**To do:** Can you reproduce the data beneath, keeping every line exact?

* Start Dataset content *

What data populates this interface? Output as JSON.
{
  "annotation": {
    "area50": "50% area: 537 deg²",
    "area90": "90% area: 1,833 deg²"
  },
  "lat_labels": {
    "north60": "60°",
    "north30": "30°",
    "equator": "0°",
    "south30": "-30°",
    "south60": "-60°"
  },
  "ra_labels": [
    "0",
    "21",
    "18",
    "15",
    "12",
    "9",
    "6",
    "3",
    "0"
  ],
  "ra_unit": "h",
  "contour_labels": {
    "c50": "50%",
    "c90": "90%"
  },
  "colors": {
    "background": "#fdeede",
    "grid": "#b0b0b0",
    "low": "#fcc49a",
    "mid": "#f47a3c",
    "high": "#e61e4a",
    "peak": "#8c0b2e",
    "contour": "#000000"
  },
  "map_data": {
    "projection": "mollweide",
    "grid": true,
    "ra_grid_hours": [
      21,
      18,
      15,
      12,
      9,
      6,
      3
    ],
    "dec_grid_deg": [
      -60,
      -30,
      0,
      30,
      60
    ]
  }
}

* End Dataset content *

**Answer in full:**
What data populates this interface? Output as JSON.
{
  "annotation": {
    "area50": "50% area: 537 deg²",
    "area90": "90% area: 1,833 deg²"
  },
  "lat_labels": {
    "north60": "60°",
    "north30": "30°",
    "equator": "0°",
    "south30": "-30°",
    "south60": "-60°"
  },
  "ra_labels": [
    "0",
    "21",
    "18",
    "15",
    "12",
    "9",
    "6",
    "3",
    "0"
  ],
  "ra_unit": "h",
  "contour_labels": {
    "c50": "50%",
    "c90": "90%"
  },
  "colors": {
    "background": "#fdeede",
    "grid": "#b0b0b0",
    "low": "#fcc49a",
    "mid": "#f47a3c",
    "high": "#e61e4a",
    "peak": "#8c0b2e",
    "contour": "#000000"
  },
  "map_data": {
    "projection": "mollweide",
    "grid": true,
    "ra_grid_hours": [
      21,
      18,
      15,
      12,
      9,
      6,
      3
    ],
    "dec_grid_deg": [
      -60,
      -30,
      0,
      30,
      60
    ]
  }
}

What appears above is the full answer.